--- START ---

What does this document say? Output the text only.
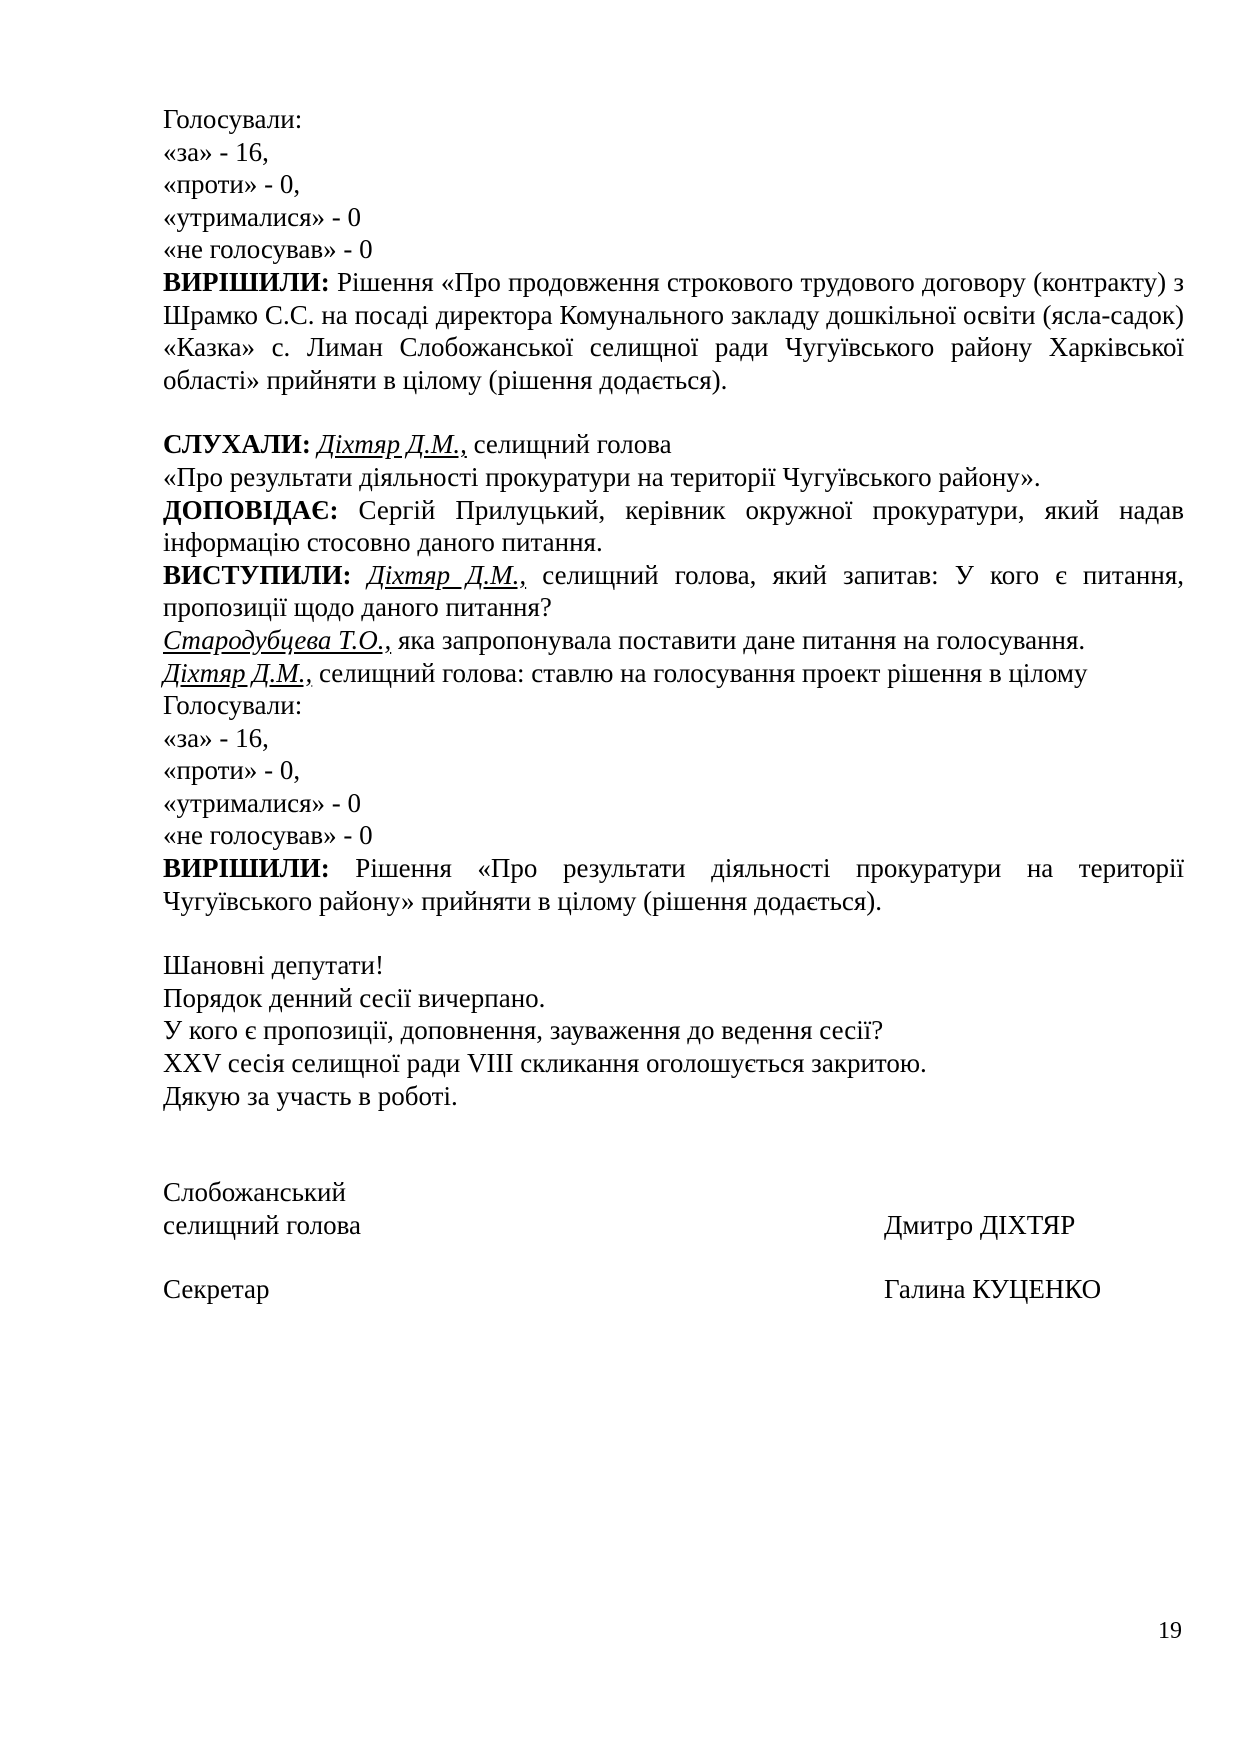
Голосували:
«за» - 16,
«проти» - 0,
«утрималися» - 0
«не голосував» - 0
ВИРІШИЛИ: Рішення «Про продовження строкового трудового договору (контракту) з Шрамко С.С. на посаді директора Комунального закладу дошкільної освіти (ясла-садок) «Казка» с. Лиман Слобожанської селищної ради Чугуївського району Харківської області» прийняти в цілому (рішення додається).
СЛУХАЛИ: Діхтяр Д.М., селищний голова
«Про результати діяльності прокуратури на території Чугуївського району».
ДОПОВІДАЄ: Сергій Прилуцький, керівник окружної прокуратури, який надав інформацію стосовно даного питання.
ВИСТУПИЛИ: Діхтяр Д.М., селищний голова, який запитав: У кого є питання, пропозиції щодо даного питання?
Стародубцева Т.О., яка запропонувала поставити дане питання на голосування.
Діхтяр Д.М., селищний голова: ставлю на голосування проект рішення в цілому
Голосували:
«за» - 16,
«проти» - 0,
«утрималися» - 0
«не голосував» - 0
ВИРІШИЛИ: Рішення «Про результати діяльності прокуратури на території Чугуївського району» прийняти в цілому (рішення додається).
Шановні депутати!
Порядок денний сесії вичерпано.
У кого є пропозиції, доповнення, зауваження до ведення сесії?
XXV сесія селищної ради VIII скликання оголошується закритою.
Дякую за участь в роботі.
Слобожанський
селищний голова
	Дмитро ДІХТЯР
Секретар	Галина КУЦЕНКО
19
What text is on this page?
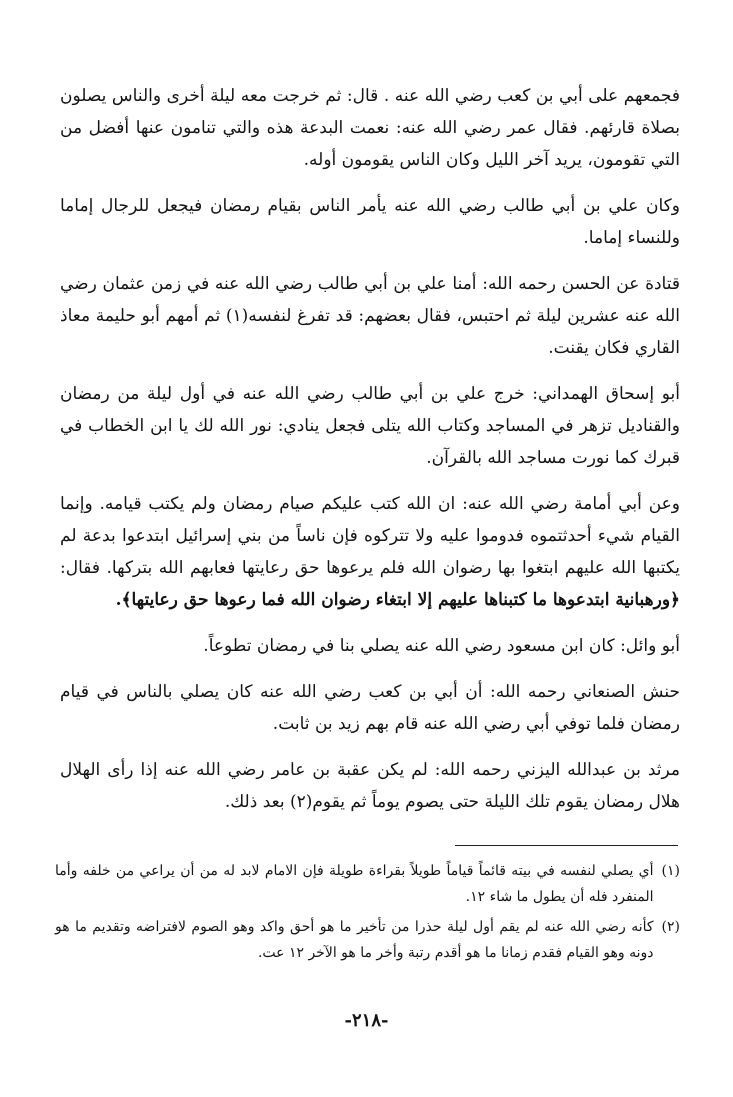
فجمعهم على أبي بن كعب رضي الله عنه . قال: ثم خرجت معه ليلة أخرى والناس يصلون بصلاة قارئهم. فقال عمر رضي الله عنه: نعمت البدعة هذه والتي تنامون عنها أفضل من التي تقومون، يريد آخر الليل وكان الناس يقومون أوله.

وكان علي بن أبي طالب رضي الله عنه يأمر الناس بقيام رمضان فيجعل للرجال إماما وللنساء إماما.

قتادة عن الحسن رحمه الله: أمنا علي بن أبي طالب رضي الله عنه في زمن عثمان رضي الله عنه عشرين ليلة ثم احتبس، فقال بعضهم: قد تفرغ لنفسه(١) ثم أمهم أبو حليمة معاذ القاري فكان يقنت.

أبو إسحاق الهمداني: خرج علي بن أبي طالب رضي الله عنه في أول ليلة من رمضان والقناديل تزهر في المساجد وكتاب الله يتلى فجعل ينادي: نور الله لك يا ابن الخطاب في قبرك كما نورت مساجد الله بالقرآن.

وعن أبي أمامة رضي الله عنه: ان الله كتب عليكم صيام رمضان ولم يكتب قيامه. وإنما القيام شيء أحدثتموه فدوموا عليه ولا تتركوه فإن ناساً من بني إسرائيل ابتدعوا بدعة لم يكتبها الله عليهم ابتغوا بها رضوان الله فلم يرعوها حق رعايتها فعابهم الله بتركها. فقال: ﴿ورهبانية ابتدعوها ما كتبناها عليهم إلا ابتغاء رضوان الله فما رعوها حق رعايتها﴾.

أبو وائل: كان ابن مسعود رضي الله عنه يصلي بنا في رمضان تطوعاً.

حنش الصنعاني رحمه الله: أن أبي بن كعب رضي الله عنه كان يصلي بالناس في قيام رمضان فلما توفي أبي رضي الله عنه قام بهم زيد بن ثابت.

مرثد بن عبدالله اليزني رحمه الله: لم يكن عقبة بن عامر رضي الله عنه إذا رأى الهلال هلال رمضان يقوم تلك الليلة حتى يصوم يوماً ثم يقوم(٢) بعد ذلك.

(١)
أي يصلي لنفسه في بيته قائماً قياماً طويلاً بقراءة طويلة فإن الامام لابد له من أن يراعي من خلفه وأما المنفرد فله أن يطول ما شاء ١٢.
(٢)
كأنه رضي الله عنه لم يقم أول ليلة حذرا من تأخير ما هو أحق واكد وهو الصوم لافتراضه وتقديم ما هو دونه وهو القيام فقدم زمانا ما هو أقدم رتبة وأخر ما هو الآخر ١٢ عت.
-٢١٨-
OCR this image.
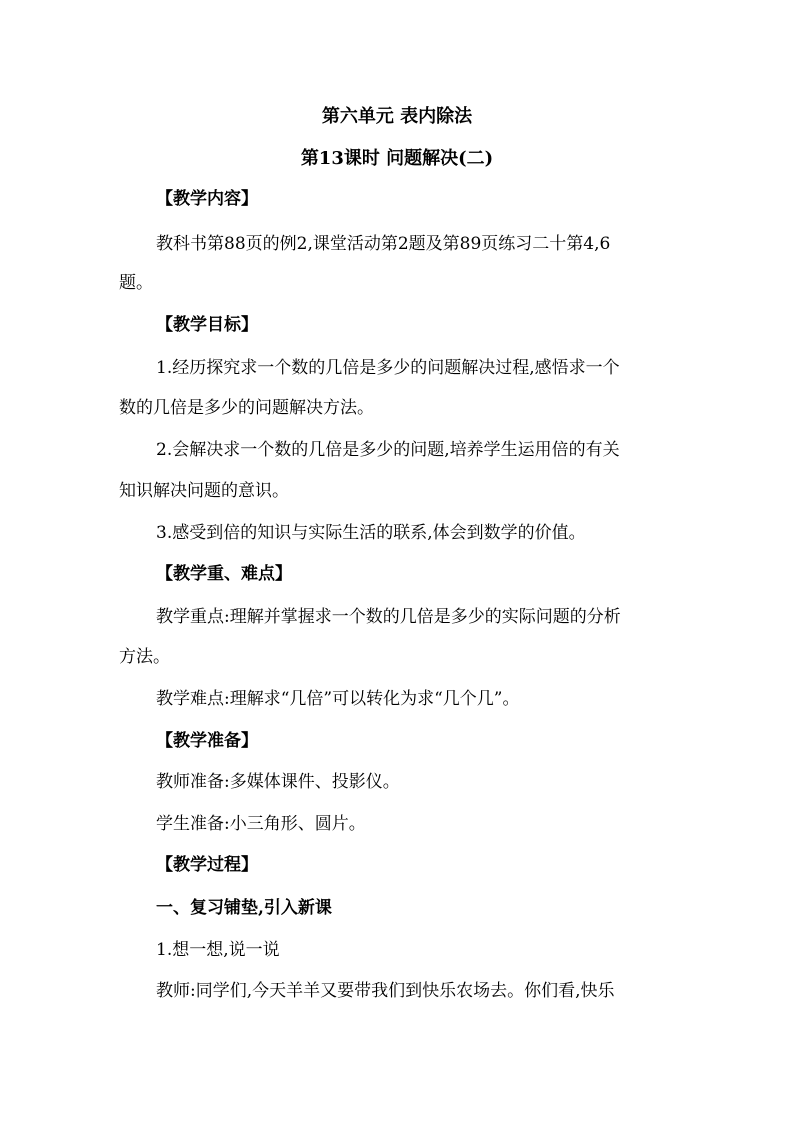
第六单元 表内除法
第13课时 问题解决(二)
【教学内容】
教科书第88页的例2,课堂活动第2题及第89页练习二十第4,6
题。
【教学目标】
1.经历探究求一个数的几倍是多少的问题解决过程,感悟求一个
数的几倍是多少的问题解决方法。
2.会解决求一个数的几倍是多少的问题,培养学生运用倍的有关
知识解决问题的意识。
3.感受到倍的知识与实际生活的联系,体会到数学的价值。
【教学重、难点】
教学重点:理解并掌握求一个数的几倍是多少的实际问题的分析
方法。
教学难点:理解求“几倍”可以转化为求“几个几”。
【教学准备】
教师准备:多媒体课件、投影仪。
学生准备:小三角形、圆片。
【教学过程】
一、复习铺垫,引入新课
1.想一想,说一说
教师:同学们,今天羊羊又要带我们到快乐农场去。你们看,快乐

--- END ---

> **STATED TASK**
Omit every image. Quote each record exactly.

> **PROBLEM SOLUTION**
What does this document say? Output the text only.
Голосували:
«за» - 16,
«проти» - 0,
«утрималися» - 0
«не голосував» - 0
ВИРІШИЛИ: Рішення «Про продовження строкового трудового договору (контракту) з Шрамко С.С. на посаді директора Комунального закладу дошкільної освіти (ясла-садок) «Казка» с. Лиман Слобожанської селищної ради Чугуївського району Харківської області» прийняти в цілому (рішення додається).
СЛУХАЛИ: Діхтяр Д.М., селищний голова
«Про результати діяльності прокуратури на території Чугуївського району».
ДОПОВІДАЄ: Сергій Прилуцький, керівник окружної прокуратури, який надав інформацію стосовно даного питання.
ВИСТУПИЛИ: Діхтяр Д.М., селищний голова, який запитав: У кого є питання, пропозиції щодо даного питання?
Стародубцева Т.О., яка запропонувала поставити дане питання на голосування.
Діхтяр Д.М., селищний голова: ставлю на голосування проект рішення в цілому
Голосували:
«за» - 16,
«проти» - 0,
«утрималися» - 0
«не голосував» - 0
ВИРІШИЛИ: Рішення «Про результати діяльності прокуратури на території Чугуївського району» прийняти в цілому (рішення додається).
Шановні депутати!
Порядок денний сесії вичерпано.
У кого є пропозиції, доповнення, зауваження до ведення сесії?
XXV сесія селищної ради VIII скликання оголошується закритою.
Дякую за участь в роботі.
Слобожанський
селищний голова
	Дмитро ДІХТЯР
Секретар	Галина КУЦЕНКО
19
What text is on this page?
فجمعهم على أبي بن كعب رضي الله عنه . قال: ثم خرجت معه ليلة أخرى والناس يصلون بصلاة قارئهم. فقال عمر رضي الله عنه: نعمت البدعة هذه والتي تنامون عنها أفضل من التي تقومون، يريد آخر الليل وكان الناس يقومون أوله.

وكان علي بن أبي طالب رضي الله عنه يأمر الناس بقيام رمضان فيجعل للرجال إماما وللنساء إماما.

قتادة عن الحسن رحمه الله: أمنا علي بن أبي طالب رضي الله عنه في زمن عثمان رضي الله عنه عشرين ليلة ثم احتبس، فقال بعضهم: قد تفرغ لنفسه(١) ثم أمهم أبو حليمة معاذ القاري فكان يقنت.

أبو إسحاق الهمداني: خرج علي بن أبي طالب رضي الله عنه في أول ليلة من رمضان والقناديل تزهر في المساجد وكتاب الله يتلى فجعل ينادي: نور الله لك يا ابن الخطاب في قبرك كما نورت مساجد الله بالقرآن.

وعن أبي أمامة رضي الله عنه: ان الله كتب عليكم صيام رمضان ولم يكتب قيامه. وإنما القيام شيء أحدثتموه فدوموا عليه ولا تتركوه فإن ناساً من بني إسرائيل ابتدعوا بدعة لم يكتبها الله عليهم ابتغوا بها رضوان الله فلم يرعوها حق رعايتها فعابهم الله بتركها. فقال: ﴿ورهبانية ابتدعوها ما كتبناها عليهم إلا ابتغاء رضوان الله فما رعوها حق رعايتها﴾.

أبو وائل: كان ابن مسعود رضي الله عنه يصلي بنا في رمضان تطوعاً.

حنش الصنعاني رحمه الله: أن أبي بن كعب رضي الله عنه كان يصلي بالناس في قيام رمضان فلما توفي أبي رضي الله عنه قام بهم زيد بن ثابت.

مرثد بن عبدالله اليزني رحمه الله: لم يكن عقبة بن عامر رضي الله عنه إذا رأى الهلال هلال رمضان يقوم تلك الليلة حتى يصوم يوماً ثم يقوم(٢) بعد ذلك.

(١)
أي يصلي لنفسه في بيته قائماً قياماً طويلاً بقراءة طويلة فإن الامام لابد له من أن يراعي من خلفه وأما المنفرد فله أن يطول ما شاء ١٢.
(٢)
كأنه رضي الله عنه لم يقم أول ليلة حذرا من تأخير ما هو أحق واكد وهو الصوم لافتراضه وتقديم ما هو دونه وهو القيام فقدم زمانا ما هو أقدم رتبة وأخر ما هو الآخر ١٢ عت.
-٢١٨-
OCR this image.
第六单元 表内除法
第13课时 问题解决(二)
【教学内容】
教科书第88页的例2,课堂活动第2题及第89页练习二十第4,6
题。
【教学目标】
1.经历探究求一个数的几倍是多少的问题解决过程,感悟求一个
数的几倍是多少的问题解决方法。
2.会解决求一个数的几倍是多少的问题,培养学生运用倍的有关
知识解决问题的意识。
3.感受到倍的知识与实际生活的联系,体会到数学的价值。
【教学重、难点】
教学重点:理解并掌握求一个数的几倍是多少的实际问题的分析
方法。
教学难点:理解求“几倍”可以转化为求“几个几”。
【教学准备】
教师准备:多媒体课件、投影仪。
学生准备:小三角形、圆片。
【教学过程】
一、复习铺垫,引入新课
1.想一想,说一说
教师:同学们,今天羊羊又要带我们到快乐农场去。你们看,快乐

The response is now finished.